Consigne:
Pouvez-vous retaper mot pour mot tout le passage du texte sur le film « En Roue Libre », depuis « Genre : Comédie » jusqu'à « road-movie mouvementé ! » ?

Passage fourni:
═══

Genre : Comédie
Durée : 89’
Acteurs : Marina Foïs, Benjamin Voisin, Jean-Charles Clichet, Albert Delpy...
Synopsis :
La folle histoire de Louise qui se retrouve un beau matin, prise au piège dans sa propre voiture, terrassée par une attaque de panique dès qu’elle veut en sortir, et de Paul qui vole la voiture et du coup la kidnappe. Les voilà tous les deux embarqués dans un road-movie mouvementé !
La critique de Julien
Au rayon des comédies de cet été 2022, on parie fortement sur le succès de "En Roue Libre", premier long métrage de Didier Barcelo. Bien que son cheminement et sa résolution soient connus d’avance, ce road-movie, filmé pourtant pratiquement en huit-clos, est une surprise dans son genre, lequel donne le sourire tout au long de son voyage jusqu’au Cap Ferret, en compagnie de deux personnages d’âge différent, aussi bien paumés l’un et l’autre, lesquels vont alors s’apprivoiser, confronter leur situation personnelle (bien aidés par des rencontres qui vont les ramener à leur normalité), eux qui forment un couple sans en être un, lequel va s’aider mutuellement vis-à-vis de leur problématique, lesquels souffrent en effet d’un même lien indicible...
On y découvre alors Louise (Marina Fois), une infirmière de bientôt quarante-cinq ans qui, un beau matin, sera prise de panique, l’empêchant de quitter sa Volvo 240 Break, de couleur moutarde, elle qui appartenait à son père. Effondrée sur elle-même, cette femme, divorcée, un brin déboussolée dans sa vie monotone, ne parviendra pas, en effet, à mettre un seul pied dehors, de là à dormir à l’intérieur de son bolide de compétition. Pendant la nuit, celle-ci sera alors volée par un jeune homme, Paul (Benjamin Voisin), en situation d’explosion, elle qui tentera vainement de se cacher dans sa voiture, avant qu’il la découvre, mais sans parvenir à l’en extraire. Commencera alors pour ces deux passagers un trajet plus libérateur qu’attendu, culotté part leur tempérament, et parsemé de rencontres aussi cocasses les unes que les autres.

═══

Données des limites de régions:
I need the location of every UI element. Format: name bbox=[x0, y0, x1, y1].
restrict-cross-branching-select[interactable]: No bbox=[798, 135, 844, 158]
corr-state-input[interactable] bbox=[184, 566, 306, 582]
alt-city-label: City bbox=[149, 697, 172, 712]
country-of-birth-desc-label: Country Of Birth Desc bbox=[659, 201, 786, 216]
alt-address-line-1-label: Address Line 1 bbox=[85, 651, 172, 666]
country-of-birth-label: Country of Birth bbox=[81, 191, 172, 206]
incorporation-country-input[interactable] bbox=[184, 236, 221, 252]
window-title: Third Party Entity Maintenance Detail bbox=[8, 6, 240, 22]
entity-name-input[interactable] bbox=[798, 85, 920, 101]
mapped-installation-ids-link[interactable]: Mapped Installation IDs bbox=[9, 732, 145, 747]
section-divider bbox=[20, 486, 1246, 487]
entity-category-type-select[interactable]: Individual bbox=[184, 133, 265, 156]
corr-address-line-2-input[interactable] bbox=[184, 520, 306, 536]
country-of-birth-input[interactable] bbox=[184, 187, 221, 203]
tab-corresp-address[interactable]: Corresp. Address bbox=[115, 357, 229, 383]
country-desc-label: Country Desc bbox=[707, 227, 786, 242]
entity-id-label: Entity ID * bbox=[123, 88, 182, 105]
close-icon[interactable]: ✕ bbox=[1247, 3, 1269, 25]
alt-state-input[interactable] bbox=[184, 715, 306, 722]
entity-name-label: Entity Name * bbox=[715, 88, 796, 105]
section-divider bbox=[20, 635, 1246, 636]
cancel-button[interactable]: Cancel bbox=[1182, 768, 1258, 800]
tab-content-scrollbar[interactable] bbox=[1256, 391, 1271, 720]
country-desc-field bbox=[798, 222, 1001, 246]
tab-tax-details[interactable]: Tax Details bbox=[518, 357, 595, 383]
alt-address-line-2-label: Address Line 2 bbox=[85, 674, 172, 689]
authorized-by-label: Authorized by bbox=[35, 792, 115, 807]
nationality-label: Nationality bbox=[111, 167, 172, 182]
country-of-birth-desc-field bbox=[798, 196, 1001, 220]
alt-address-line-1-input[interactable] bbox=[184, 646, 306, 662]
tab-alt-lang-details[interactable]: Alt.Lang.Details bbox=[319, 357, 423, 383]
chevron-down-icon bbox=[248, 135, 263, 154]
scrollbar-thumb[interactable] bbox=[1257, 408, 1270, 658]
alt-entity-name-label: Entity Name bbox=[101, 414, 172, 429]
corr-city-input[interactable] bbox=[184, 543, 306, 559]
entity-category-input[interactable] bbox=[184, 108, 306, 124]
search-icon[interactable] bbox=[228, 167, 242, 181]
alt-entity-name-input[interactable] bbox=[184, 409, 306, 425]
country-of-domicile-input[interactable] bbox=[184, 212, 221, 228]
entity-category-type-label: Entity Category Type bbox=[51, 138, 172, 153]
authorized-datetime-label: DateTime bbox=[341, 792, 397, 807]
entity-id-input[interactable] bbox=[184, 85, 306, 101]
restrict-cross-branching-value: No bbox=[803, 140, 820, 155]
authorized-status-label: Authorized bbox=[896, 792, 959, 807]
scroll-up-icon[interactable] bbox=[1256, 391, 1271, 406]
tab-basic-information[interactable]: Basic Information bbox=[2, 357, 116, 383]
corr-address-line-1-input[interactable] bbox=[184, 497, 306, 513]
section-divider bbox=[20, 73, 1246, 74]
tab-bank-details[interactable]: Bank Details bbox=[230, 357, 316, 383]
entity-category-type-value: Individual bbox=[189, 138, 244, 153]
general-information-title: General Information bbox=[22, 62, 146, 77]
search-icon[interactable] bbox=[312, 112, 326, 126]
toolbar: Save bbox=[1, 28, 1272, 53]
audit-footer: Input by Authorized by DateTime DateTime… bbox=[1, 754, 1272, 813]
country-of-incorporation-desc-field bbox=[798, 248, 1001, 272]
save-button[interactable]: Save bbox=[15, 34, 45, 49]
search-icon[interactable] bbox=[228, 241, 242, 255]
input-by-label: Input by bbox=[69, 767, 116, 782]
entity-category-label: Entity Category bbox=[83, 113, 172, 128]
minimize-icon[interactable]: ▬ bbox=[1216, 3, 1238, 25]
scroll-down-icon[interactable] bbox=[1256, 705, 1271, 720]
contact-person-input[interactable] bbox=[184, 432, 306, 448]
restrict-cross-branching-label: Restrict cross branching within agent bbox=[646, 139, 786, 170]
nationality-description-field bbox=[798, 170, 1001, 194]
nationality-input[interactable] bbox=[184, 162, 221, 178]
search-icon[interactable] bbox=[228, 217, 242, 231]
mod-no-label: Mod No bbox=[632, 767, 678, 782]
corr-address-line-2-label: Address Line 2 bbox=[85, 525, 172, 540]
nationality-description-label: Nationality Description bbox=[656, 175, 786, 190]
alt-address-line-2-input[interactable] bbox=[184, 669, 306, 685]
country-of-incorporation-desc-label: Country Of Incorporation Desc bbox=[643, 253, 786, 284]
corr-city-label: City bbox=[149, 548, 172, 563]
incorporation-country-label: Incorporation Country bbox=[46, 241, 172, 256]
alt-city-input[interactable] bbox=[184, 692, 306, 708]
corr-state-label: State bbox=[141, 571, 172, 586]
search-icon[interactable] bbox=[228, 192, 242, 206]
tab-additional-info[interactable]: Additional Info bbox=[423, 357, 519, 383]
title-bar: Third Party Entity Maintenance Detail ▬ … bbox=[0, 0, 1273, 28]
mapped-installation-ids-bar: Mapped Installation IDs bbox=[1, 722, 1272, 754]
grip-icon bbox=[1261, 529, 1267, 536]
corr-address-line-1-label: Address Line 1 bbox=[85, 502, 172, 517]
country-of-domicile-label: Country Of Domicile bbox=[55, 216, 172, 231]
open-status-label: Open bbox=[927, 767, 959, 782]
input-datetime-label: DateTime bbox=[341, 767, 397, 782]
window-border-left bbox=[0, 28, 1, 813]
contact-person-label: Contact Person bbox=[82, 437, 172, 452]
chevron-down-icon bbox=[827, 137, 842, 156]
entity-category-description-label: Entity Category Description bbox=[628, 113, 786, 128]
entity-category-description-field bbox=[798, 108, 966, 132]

═══

Réponse à la consigne:
Genre : Comédie
Durée : 89’
Acteurs : Marina Foïs, Benjamin Voisin, Jean-Charles Clichet, Albert Delpy...
Synopsis :
La folle histoire de Louise qui se retrouve un beau matin, prise au piège dans sa propre voiture, terrassée par une attaque de panique dès qu’elle veut en sortir, et de Paul qui vole la voiture et du coup la kidnappe. Les voilà tous les deux embarqués dans un road-movie mouvementé !